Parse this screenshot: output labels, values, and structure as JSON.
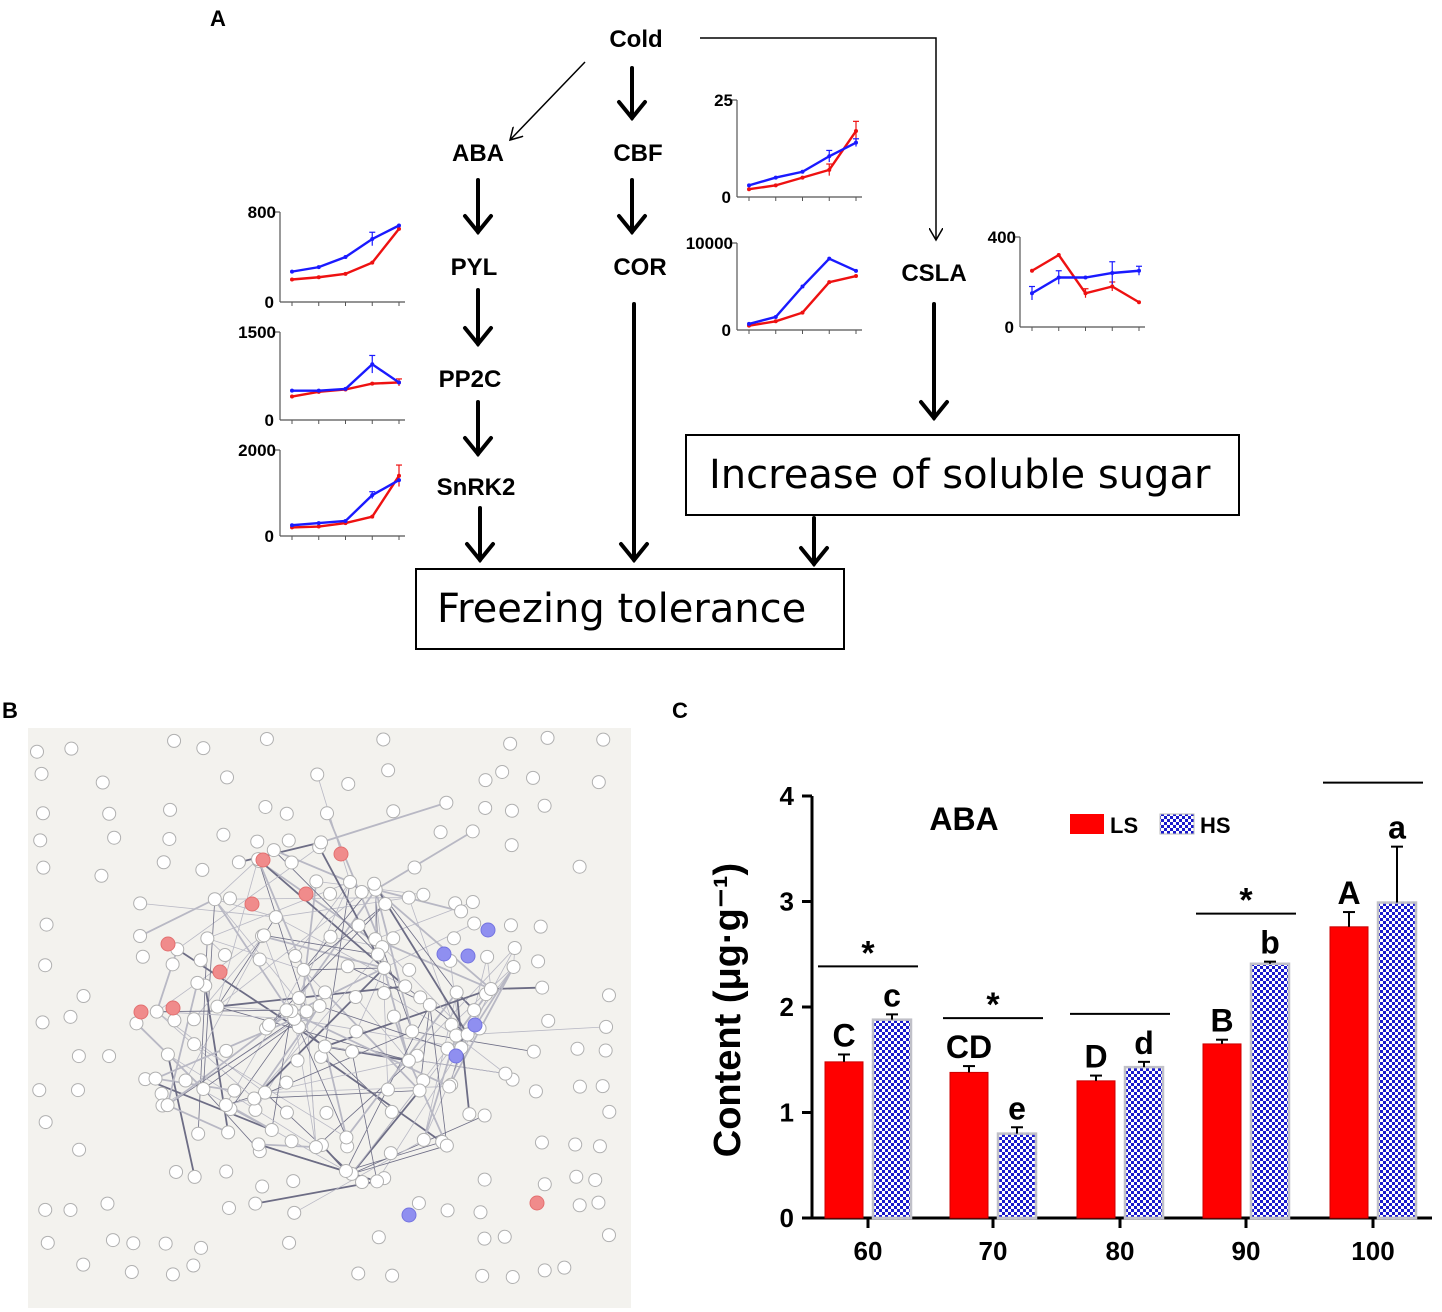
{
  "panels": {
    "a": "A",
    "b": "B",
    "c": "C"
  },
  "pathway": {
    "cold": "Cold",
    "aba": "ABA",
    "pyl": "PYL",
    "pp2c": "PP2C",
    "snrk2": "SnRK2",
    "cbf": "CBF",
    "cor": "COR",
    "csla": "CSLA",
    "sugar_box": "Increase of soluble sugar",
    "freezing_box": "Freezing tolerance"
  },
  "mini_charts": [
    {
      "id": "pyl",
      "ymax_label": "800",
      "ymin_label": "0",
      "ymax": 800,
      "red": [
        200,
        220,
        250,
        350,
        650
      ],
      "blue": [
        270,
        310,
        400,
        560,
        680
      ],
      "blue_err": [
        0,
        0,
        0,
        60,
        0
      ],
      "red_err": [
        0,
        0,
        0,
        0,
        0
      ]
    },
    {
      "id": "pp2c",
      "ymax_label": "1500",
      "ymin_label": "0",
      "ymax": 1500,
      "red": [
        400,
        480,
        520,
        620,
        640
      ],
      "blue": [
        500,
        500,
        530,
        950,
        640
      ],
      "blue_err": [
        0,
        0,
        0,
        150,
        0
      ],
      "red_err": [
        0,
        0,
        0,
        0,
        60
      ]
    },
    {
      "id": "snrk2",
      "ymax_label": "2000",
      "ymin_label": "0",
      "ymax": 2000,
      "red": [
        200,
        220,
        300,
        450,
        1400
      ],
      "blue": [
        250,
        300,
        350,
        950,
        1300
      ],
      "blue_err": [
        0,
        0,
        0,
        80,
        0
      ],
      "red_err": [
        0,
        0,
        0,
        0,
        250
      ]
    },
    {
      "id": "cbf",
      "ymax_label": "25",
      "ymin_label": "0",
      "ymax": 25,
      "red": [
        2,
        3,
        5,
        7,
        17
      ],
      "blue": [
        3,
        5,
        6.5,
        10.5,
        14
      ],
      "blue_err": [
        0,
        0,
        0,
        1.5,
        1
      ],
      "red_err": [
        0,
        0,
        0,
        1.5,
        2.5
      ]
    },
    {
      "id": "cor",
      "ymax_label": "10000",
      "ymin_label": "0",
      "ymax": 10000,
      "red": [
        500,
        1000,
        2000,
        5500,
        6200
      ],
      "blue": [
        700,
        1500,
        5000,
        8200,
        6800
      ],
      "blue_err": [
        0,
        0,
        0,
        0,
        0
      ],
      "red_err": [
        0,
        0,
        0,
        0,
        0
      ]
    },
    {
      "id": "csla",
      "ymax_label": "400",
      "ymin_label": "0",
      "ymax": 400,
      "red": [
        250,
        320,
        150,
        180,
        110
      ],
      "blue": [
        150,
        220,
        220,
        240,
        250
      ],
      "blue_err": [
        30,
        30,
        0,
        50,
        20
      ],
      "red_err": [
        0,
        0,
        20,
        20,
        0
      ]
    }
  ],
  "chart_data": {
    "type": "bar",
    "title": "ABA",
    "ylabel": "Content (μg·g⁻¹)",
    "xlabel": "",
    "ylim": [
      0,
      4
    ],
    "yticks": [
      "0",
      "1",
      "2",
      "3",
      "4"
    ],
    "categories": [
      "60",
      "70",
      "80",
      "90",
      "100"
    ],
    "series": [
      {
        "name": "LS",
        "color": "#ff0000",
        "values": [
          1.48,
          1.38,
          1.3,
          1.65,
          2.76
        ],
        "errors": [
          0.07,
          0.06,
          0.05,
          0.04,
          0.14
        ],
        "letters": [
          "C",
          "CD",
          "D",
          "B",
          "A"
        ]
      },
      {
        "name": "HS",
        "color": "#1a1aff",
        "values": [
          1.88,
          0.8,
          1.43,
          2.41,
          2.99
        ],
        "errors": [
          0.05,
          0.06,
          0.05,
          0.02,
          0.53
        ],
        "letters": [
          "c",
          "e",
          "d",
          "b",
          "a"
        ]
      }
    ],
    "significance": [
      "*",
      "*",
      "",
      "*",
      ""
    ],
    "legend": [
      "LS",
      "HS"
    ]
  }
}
-*-
Exercise goal: Copy the material above in full and exactly, skipping pictures.

Exercise result:
Parse this screenshot: output labels, values, and structure as JSON.
{
  "panels": {
    "a": "A",
    "b": "B",
    "c": "C"
  },
  "pathway": {
    "cold": "Cold",
    "aba": "ABA",
    "pyl": "PYL",
    "pp2c": "PP2C",
    "snrk2": "SnRK2",
    "cbf": "CBF",
    "cor": "COR",
    "csla": "CSLA",
    "sugar_box": "Increase of soluble sugar",
    "freezing_box": "Freezing tolerance"
  },
  "mini_charts": [
    {
      "id": "pyl",
      "ymax_label": "800",
      "ymin_label": "0",
      "ymax": 800,
      "red": [
        200,
        220,
        250,
        350,
        650
      ],
      "blue": [
        270,
        310,
        400,
        560,
        680
      ],
      "blue_err": [
        0,
        0,
        0,
        60,
        0
      ],
      "red_err": [
        0,
        0,
        0,
        0,
        0
      ]
    },
    {
      "id": "pp2c",
      "ymax_label": "1500",
      "ymin_label": "0",
      "ymax": 1500,
      "red": [
        400,
        480,
        520,
        620,
        640
      ],
      "blue": [
        500,
        500,
        530,
        950,
        640
      ],
      "blue_err": [
        0,
        0,
        0,
        150,
        0
      ],
      "red_err": [
        0,
        0,
        0,
        0,
        60
      ]
    },
    {
      "id": "snrk2",
      "ymax_label": "2000",
      "ymin_label": "0",
      "ymax": 2000,
      "red": [
        200,
        220,
        300,
        450,
        1400
      ],
      "blue": [
        250,
        300,
        350,
        950,
        1300
      ],
      "blue_err": [
        0,
        0,
        0,
        80,
        0
      ],
      "red_err": [
        0,
        0,
        0,
        0,
        250
      ]
    },
    {
      "id": "cbf",
      "ymax_label": "25",
      "ymin_label": "0",
      "ymax": 25,
      "red": [
        2,
        3,
        5,
        7,
        17
      ],
      "blue": [
        3,
        5,
        6.5,
        10.5,
        14
      ],
      "blue_err": [
        0,
        0,
        0,
        1.5,
        1
      ],
      "red_err": [
        0,
        0,
        0,
        1.5,
        2.5
      ]
    },
    {
      "id": "cor",
      "ymax_label": "10000",
      "ymin_label": "0",
      "ymax": 10000,
      "red": [
        500,
        1000,
        2000,
        5500,
        6200
      ],
      "blue": [
        700,
        1500,
        5000,
        8200,
        6800
      ],
      "blue_err": [
        0,
        0,
        0,
        0,
        0
      ],
      "red_err": [
        0,
        0,
        0,
        0,
        0
      ]
    },
    {
      "id": "csla",
      "ymax_label": "400",
      "ymin_label": "0",
      "ymax": 400,
      "red": [
        250,
        320,
        150,
        180,
        110
      ],
      "blue": [
        150,
        220,
        220,
        240,
        250
      ],
      "blue_err": [
        30,
        30,
        0,
        50,
        20
      ],
      "red_err": [
        0,
        0,
        20,
        20,
        0
      ]
    }
  ],
  "chart_data": {
    "type": "bar",
    "title": "ABA",
    "ylabel": "Content (μg·g⁻¹)",
    "xlabel": "",
    "ylim": [
      0,
      4
    ],
    "yticks": [
      "0",
      "1",
      "2",
      "3",
      "4"
    ],
    "categories": [
      "60",
      "70",
      "80",
      "90",
      "100"
    ],
    "series": [
      {
        "name": "LS",
        "color": "#ff0000",
        "values": [
          1.48,
          1.38,
          1.3,
          1.65,
          2.76
        ],
        "errors": [
          0.07,
          0.06,
          0.05,
          0.04,
          0.14
        ],
        "letters": [
          "C",
          "CD",
          "D",
          "B",
          "A"
        ]
      },
      {
        "name": "HS",
        "color": "#1a1aff",
        "values": [
          1.88,
          0.8,
          1.43,
          2.41,
          2.99
        ],
        "errors": [
          0.05,
          0.06,
          0.05,
          0.02,
          0.53
        ],
        "letters": [
          "c",
          "e",
          "d",
          "b",
          "a"
        ]
      }
    ],
    "significance": [
      "*",
      "*",
      "",
      "*",
      ""
    ],
    "legend": [
      "LS",
      "HS"
    ]
  }
}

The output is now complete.